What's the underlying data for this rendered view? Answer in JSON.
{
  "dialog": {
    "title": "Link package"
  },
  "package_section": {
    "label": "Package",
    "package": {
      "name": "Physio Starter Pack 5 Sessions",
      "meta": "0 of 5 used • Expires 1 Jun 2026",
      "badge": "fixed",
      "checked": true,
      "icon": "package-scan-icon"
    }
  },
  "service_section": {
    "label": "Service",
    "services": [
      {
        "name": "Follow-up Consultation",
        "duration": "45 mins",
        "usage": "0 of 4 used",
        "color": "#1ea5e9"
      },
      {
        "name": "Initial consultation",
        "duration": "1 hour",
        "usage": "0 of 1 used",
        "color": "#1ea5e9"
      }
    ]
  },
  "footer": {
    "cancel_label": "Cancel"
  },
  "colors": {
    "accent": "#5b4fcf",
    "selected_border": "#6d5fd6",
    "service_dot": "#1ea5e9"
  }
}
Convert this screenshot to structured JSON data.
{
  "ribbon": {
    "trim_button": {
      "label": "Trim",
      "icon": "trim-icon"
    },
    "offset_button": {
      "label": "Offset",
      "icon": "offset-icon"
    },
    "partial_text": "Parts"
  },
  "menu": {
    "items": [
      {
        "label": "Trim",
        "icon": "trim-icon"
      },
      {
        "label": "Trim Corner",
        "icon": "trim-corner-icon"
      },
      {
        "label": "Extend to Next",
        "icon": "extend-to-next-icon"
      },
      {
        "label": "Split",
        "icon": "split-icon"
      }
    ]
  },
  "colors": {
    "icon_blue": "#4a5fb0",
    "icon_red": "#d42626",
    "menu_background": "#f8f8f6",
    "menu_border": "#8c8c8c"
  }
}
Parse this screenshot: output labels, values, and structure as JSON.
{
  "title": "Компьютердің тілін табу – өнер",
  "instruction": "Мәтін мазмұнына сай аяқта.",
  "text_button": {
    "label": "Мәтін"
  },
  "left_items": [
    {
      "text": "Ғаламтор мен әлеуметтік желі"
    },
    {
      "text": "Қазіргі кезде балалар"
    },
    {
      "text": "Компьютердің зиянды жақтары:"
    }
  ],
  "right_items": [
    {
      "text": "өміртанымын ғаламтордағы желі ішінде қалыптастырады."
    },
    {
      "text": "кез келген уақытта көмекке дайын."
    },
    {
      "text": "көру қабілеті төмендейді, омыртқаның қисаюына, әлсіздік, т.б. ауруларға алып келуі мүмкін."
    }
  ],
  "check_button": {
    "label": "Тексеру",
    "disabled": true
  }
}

=-=-=-=-=

▶ **TASK BRIEF**
For each line above that contains the word "title", copy that line.

▶ **EXPECTED OUTPUT**
    "title": "Link package"
  "title": "Компьютердің тілін табу – өнер",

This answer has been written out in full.